+++ Extracted information

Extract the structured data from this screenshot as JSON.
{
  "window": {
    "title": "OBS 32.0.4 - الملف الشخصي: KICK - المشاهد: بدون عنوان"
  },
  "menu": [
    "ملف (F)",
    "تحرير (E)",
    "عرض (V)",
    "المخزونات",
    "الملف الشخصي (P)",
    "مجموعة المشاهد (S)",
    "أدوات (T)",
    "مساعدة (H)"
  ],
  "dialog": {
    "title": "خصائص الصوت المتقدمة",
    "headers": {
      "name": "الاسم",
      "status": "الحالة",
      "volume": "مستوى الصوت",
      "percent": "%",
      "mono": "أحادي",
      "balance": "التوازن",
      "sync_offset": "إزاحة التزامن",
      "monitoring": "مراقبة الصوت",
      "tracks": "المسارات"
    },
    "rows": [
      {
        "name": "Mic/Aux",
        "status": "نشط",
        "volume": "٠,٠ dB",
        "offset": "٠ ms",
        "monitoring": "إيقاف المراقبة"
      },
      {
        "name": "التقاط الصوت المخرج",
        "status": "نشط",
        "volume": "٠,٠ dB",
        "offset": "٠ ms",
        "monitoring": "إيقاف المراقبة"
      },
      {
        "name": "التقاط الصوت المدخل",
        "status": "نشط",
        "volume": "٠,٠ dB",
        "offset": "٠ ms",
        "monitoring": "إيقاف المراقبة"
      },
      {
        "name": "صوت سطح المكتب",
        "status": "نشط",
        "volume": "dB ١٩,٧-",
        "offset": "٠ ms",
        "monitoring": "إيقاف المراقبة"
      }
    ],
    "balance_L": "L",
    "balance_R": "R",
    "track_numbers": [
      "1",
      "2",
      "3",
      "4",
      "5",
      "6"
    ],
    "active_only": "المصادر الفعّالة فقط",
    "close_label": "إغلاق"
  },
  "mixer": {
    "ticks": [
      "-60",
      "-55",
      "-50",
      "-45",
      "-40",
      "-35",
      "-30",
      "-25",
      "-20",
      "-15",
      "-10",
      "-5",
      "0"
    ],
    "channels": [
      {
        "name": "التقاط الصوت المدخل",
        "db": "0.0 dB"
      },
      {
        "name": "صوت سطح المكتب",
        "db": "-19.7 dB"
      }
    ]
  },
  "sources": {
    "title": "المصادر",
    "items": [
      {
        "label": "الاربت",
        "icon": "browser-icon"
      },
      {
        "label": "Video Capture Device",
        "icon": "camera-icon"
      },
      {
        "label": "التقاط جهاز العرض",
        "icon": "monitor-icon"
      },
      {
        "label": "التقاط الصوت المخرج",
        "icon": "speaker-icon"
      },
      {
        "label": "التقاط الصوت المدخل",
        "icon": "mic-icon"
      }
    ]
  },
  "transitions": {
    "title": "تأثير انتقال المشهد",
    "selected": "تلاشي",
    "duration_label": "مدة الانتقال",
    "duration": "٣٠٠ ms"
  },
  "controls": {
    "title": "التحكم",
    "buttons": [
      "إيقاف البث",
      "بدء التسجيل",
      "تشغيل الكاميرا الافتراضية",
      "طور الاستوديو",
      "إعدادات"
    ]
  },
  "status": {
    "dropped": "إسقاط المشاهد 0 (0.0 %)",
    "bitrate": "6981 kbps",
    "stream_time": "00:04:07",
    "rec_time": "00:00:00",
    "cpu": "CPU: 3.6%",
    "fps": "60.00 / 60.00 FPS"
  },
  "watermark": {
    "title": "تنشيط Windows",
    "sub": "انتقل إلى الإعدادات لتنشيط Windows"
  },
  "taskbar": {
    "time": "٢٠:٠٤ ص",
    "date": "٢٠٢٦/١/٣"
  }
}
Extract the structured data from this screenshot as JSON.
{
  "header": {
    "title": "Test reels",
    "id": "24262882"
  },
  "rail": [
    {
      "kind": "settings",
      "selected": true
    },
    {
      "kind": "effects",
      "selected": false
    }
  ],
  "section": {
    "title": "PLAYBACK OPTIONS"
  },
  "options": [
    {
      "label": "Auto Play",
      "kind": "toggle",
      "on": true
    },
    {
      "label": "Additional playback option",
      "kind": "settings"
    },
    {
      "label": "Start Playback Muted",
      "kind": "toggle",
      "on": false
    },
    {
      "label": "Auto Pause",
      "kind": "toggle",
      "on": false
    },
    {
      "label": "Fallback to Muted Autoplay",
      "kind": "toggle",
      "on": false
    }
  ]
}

++++++
+++ Extracted information

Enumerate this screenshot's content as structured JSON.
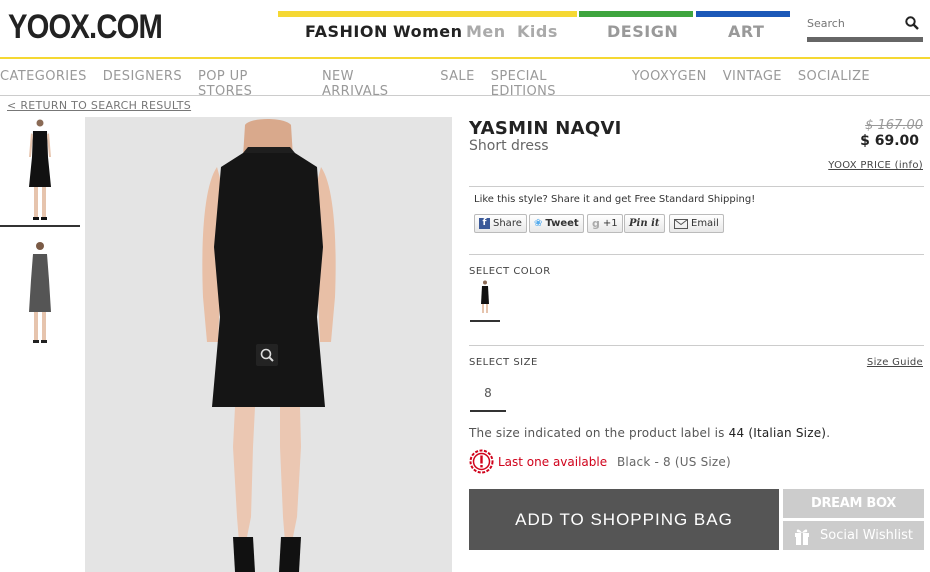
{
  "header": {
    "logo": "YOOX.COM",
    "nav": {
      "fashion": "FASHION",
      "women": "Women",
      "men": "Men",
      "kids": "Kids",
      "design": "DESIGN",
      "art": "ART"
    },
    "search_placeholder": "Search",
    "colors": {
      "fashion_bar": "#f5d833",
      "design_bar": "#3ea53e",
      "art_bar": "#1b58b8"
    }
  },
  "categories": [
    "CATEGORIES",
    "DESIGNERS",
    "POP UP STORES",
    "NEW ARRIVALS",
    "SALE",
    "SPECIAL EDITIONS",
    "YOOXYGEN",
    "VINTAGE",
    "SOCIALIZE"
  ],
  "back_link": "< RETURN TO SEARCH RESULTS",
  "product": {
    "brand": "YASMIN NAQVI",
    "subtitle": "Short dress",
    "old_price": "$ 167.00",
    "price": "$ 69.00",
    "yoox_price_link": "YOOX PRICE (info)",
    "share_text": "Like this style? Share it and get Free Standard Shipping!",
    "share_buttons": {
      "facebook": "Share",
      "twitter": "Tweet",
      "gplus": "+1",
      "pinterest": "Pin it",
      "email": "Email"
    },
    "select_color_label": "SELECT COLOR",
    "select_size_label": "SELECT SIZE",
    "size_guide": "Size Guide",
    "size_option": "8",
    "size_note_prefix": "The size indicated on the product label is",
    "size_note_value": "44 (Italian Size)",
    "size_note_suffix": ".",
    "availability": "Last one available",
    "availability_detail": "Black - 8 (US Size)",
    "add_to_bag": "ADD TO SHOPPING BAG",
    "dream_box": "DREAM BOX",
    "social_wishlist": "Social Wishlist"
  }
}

++++++

Instructions to follow ::
Copy each line containing the word "Muted" from the data.

Response for this exercise ::
      "label": "Start Playback Muted",
      "label": "Fallback to Muted Autoplay",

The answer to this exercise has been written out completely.